____ TEXT

From b4dd5cd991e0024f57fd93ae01282427c7acba79 Mon Sep 17 00:00:00 2001
From: Tim Swast <swast@google.com>
Date: Thu, 4 Nov 2021 10:36:51 -0500
Subject: [PATCH 4/9] apply same optimizations to to_arrow conversion

---
 db_dtypes/__init__.py | 22 +++++++++++++++-------
 1 file changed, 15 insertions(+), 7 deletions(-)

diff --git a/db_dtypes/__init__.py b/db_dtypes/__init__.py
index acaa577..8b47a18 100644
--- a/db_dtypes/__init__.py
+++ b/db_dtypes/__init__.py
@@ -40,7 +40,6 @@
 time_dtype_name = "dbtime"
 _EPOCH = datetime.datetime(1970, 1, 1)
 _NPEPOCH = numpy.datetime64(_EPOCH)
-_PAEPOCH = pyarrow.scalar(_EPOCH, pyarrow.timestamp("ns"))
 
 pandas_release = packaging.version.parse(pandas.__version__).release
 
@@ -66,7 +65,7 @@ def __from_arrow__(
         if len(array) == 0:
             return TimeArray(numpy.array([], dtype="datetime64[ns]"))
 
-        # We can't cast to timestamp("ns"), but we time64("ns") has the same
+        # We can't cast to timestamp("ns"), but time64("ns") has the same
         # memory layout: 64-bit integers representing the number of nanoseconds
         # since the datetime epoch (midnight 1970-01-01).
         array = pyarrow.compute.cast(array, pyarrow.time64("ns"))
@@ -157,9 +156,17 @@ def to_numpy(self, dtype="object"):
             return self.astype(dtype)
 
     def __arrow_array__(self, type=None):
-        return pyarrow.array(
-            self.to_numpy(dtype="object"),
-            type=type if type is not None else pyarrow.time64("ns"),
+        array = pyarrow.array(self._ndarray, type=pyarrow.timestamp("ns"))
+
+        # ChunkedArray has no "view" method, so combine into an Array.
+        array = array.combine_chunks() if hasattr(array, "combine_chunks") else array
+
+        # We can't cast to time64("ns"), but timestamp("ns") has the same
+        # memory layout: 64-bit integers representing the number of nanoseconds
+        # since the datetime epoch (midnight 1970-01-01).
+        array = array.view(pyarrow.time64("ns"))
+        return pyarrow.compute.cast(
+            array, type if type is not None else pyarrow.time64("ns"),
         )
 
 
@@ -240,8 +247,9 @@ def astype(self, dtype, copy=True):
         return super().astype(dtype, copy=copy)
 
     def __arrow_array__(self, type=None):
-        return pyarrow.array(
-            self._ndarray, type=type if type is not None else pyarrow.date32(),
+        array = pyarrow.array(self._ndarray, type=pyarrow.timestamp("ns"))
+        return pyarrow.compute.cast(
+            array, type if type is not None else pyarrow.date32(),
         )

________
____ EXTRACTED INFORMATION

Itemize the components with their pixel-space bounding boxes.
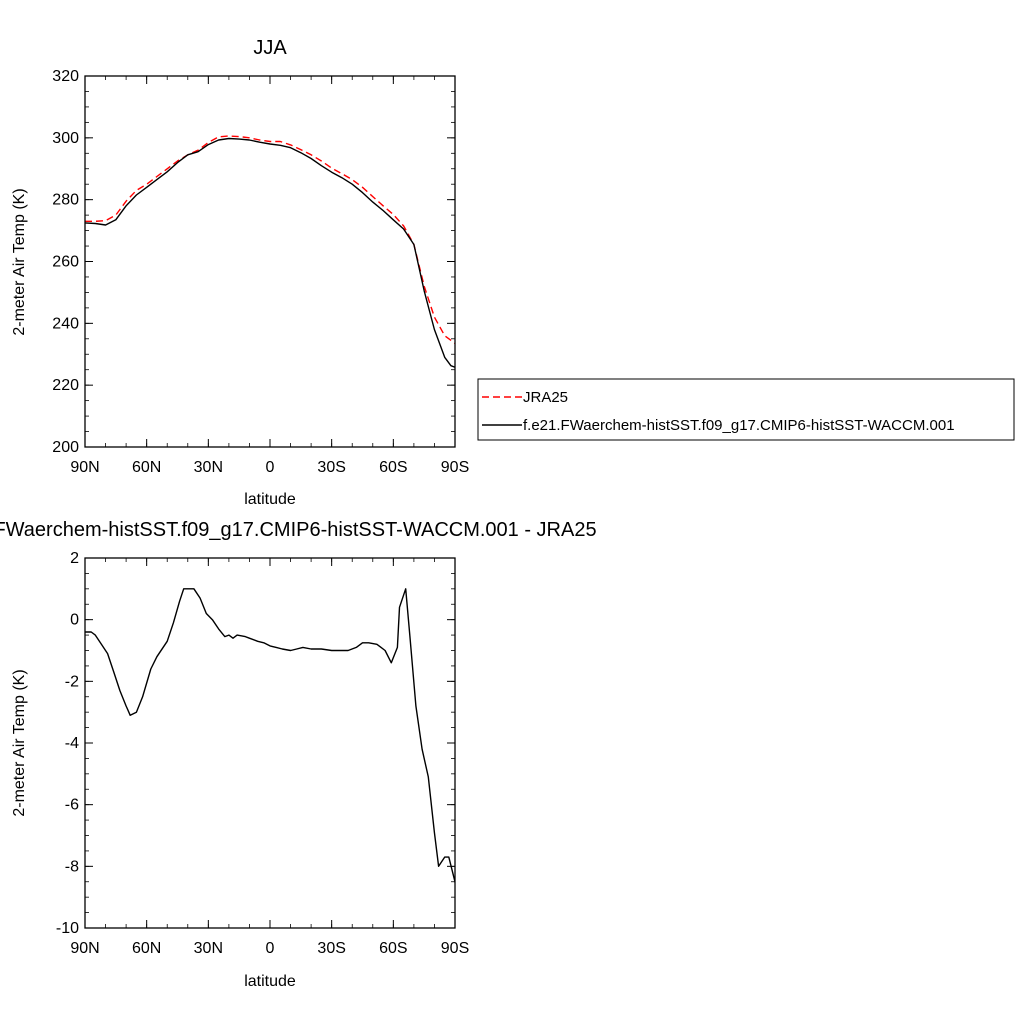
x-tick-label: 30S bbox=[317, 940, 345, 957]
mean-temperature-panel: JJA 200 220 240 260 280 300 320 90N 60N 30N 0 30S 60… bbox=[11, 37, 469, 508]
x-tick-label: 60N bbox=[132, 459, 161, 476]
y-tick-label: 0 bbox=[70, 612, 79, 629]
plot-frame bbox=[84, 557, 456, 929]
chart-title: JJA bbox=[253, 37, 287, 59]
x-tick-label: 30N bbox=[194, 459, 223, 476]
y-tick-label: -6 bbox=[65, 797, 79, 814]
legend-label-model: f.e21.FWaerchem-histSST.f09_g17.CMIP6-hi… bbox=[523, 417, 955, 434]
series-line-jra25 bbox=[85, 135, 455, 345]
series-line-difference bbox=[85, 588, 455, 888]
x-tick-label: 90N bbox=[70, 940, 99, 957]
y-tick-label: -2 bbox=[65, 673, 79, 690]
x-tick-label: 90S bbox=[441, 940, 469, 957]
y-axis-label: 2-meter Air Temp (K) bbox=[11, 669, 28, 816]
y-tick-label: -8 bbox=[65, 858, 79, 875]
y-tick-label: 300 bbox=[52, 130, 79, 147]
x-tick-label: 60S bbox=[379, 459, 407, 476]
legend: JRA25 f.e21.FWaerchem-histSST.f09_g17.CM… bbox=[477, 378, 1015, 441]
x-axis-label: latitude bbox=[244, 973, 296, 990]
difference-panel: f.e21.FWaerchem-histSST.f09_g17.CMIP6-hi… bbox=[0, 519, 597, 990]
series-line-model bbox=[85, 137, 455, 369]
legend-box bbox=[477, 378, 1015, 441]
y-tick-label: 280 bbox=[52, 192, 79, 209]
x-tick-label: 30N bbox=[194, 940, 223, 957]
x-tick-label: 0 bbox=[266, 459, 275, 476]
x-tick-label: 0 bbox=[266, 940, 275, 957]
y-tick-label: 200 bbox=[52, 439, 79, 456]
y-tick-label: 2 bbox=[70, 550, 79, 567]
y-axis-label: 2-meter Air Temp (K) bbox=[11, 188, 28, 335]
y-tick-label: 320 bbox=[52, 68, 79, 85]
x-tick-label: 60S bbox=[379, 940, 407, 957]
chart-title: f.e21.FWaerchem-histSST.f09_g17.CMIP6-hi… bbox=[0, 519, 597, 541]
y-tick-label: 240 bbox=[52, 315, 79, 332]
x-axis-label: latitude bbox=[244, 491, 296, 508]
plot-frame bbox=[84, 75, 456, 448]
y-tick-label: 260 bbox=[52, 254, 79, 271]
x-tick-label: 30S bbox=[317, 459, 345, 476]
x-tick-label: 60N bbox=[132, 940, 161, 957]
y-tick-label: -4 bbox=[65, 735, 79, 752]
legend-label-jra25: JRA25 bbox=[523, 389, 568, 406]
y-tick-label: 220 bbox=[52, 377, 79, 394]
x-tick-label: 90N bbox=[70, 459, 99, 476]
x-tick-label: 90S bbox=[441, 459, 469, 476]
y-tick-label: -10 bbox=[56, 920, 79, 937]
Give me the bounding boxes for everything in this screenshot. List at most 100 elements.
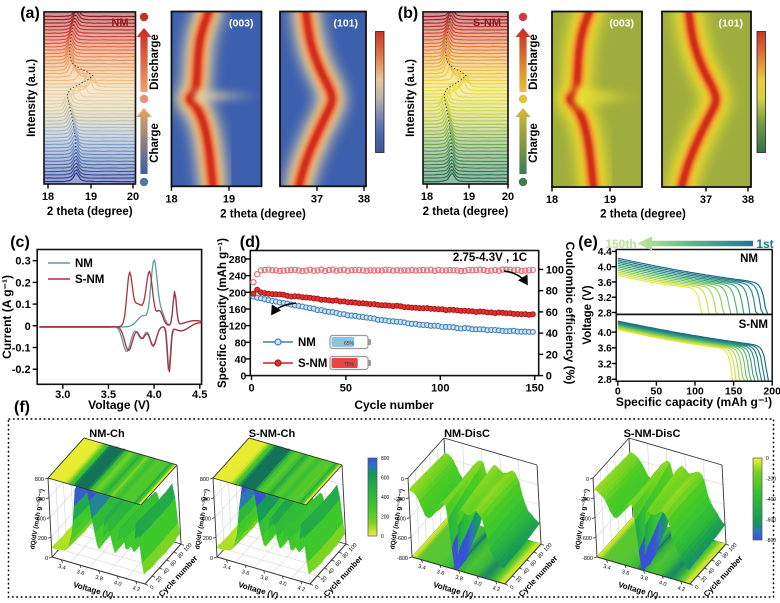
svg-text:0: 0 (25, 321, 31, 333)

________

▶ COMPLETE THE FOLLOWING
a - Answer these questions using the patch:
(i) Whose name appears on the patch's From line?
(ii) Which file does the patch change, and how many insertions and deletions does it report?
(iii) According to a comment the patch adds, why is the array combined into an Array?
b - Summarize the patch in two sentences.
c - Resume the db_dtypes patch from the point where it stops.

▶ ANSWERS FOR THE TASKS
a -
(i) Tim Swast
(ii) db_dtypes/__init__.py, with 15 insertions and 7 deletions
(iii) Because ChunkedArray has no "view" method.

b - The patch applies the same optimizations to the to_arrow conversion in db_dtypes/__init__.py, removing the _PAEPOCH constant and fixing a typo in a comment. Both __arrow_array__ methods now build a pyarrow timestamp("ns") array from self._ndarray and cast it to the requested type, defaulting to time64("ns") in the first (after combining chunks and viewing the array as time64("ns")) and to date32() in the second.

c -
     def __add__(self, other):

From 9c239a481ff55a38ab8f2b7519a376c1637b5905 Mon Sep 17 00:00:00 2001
From: Tim Swast <swast@google.com>
Date: Thu, 4 Nov 2021 11:03:09 -0500
Subject: [PATCH 5/9] remove redundant to_numpy now that to_arrow doesn't use
 it

---
 db_dtypes/__init__.py | 5 -----
 1 file changed, 5 deletions(-)

diff --git a/db_dtypes/__init__.py b/db_dtypes/__init__.py
index 8b47a18..7852319 100644
--- a/db_dtypes/__init__.py
+++ b/db_dtypes/__init__.py
@@ -150,11 +150,6 @@ def astype(self, dtype, copy=True):
         else:
             return super().astype(dtype, copy=copy)
 
-    if pandas_release < (1,):
-
-        def to_numpy(self, dtype="object"):
-            return self.astype(dtype)
-
     def __arrow_array__(self, type=None):
         array = pyarrow.array(self._ndarray, type=pyarrow.timestamp("ns"))
 

From fe021fd33a7cb44b1548efc50e06c34288040bbb Mon Sep 17 00:00:00 2001
From: Tim Swast <swast@google.com>
Date: Thu, 4 Nov 2021 15:28:02 -0500
Subject: [PATCH 6/9] be explicit about chunked array vs array

---
 db_dtypes/__init__.py    |  8 ++++++--
 tests/unit/test_arrow.py | 23 +++++++++++++++++++++++
 2 files changed, 29 insertions(+), 2 deletions(-)

diff --git a/db_dtypes/__init__.py b/db_dtypes/__init__.py
index 7852319..f4394f2 100644
--- a/db_dtypes/__init__.py
+++ b/db_dtypes/__init__.py
@@ -71,7 +71,9 @@ def __from_arrow__(
         array = pyarrow.compute.cast(array, pyarrow.time64("ns"))
 
         # ChunkedArray has no "view" method, so combine into an Array.
-        array = array.combine_chunks() if hasattr(array, "combine_chunks") else array
+        if isinstance(array, pyarrow.ChunkedArray):
+            array = array.combine_chunks()
+
         array = array.view(pyarrow.timestamp("ns"))
         np_array = array.to_numpy(zero_copy_only=False)
         return TimeArray(np_array)
@@ -154,7 +156,9 @@ def __arrow_array__(self, type=None):
         array = pyarrow.array(self._ndarray, type=pyarrow.timestamp("ns"))
 
         # ChunkedArray has no "view" method, so combine into an Array.
-        array = array.combine_chunks() if hasattr(array, "combine_chunks") else array
+        array = (
+            array.combine_chunks() if isinstance(array, pyarrow.ChunkedArray) else array
+        )
 
         # We can't cast to time64("ns"), but timestamp("ns") has the same
         # memory layout: 64-bit integers representing the number of nanoseconds
diff --git a/tests/unit/test_arrow.py b/tests/unit/test_arrow.py
index 66d3183..3eb4417 100644
--- a/tests/unit/test_arrow.py
+++ b/tests/unit/test_arrow.py
@@ -203,6 +203,29 @@ def test_series_from_arrow_scalars(
     pandas.testing.assert_series_equal(series, expected)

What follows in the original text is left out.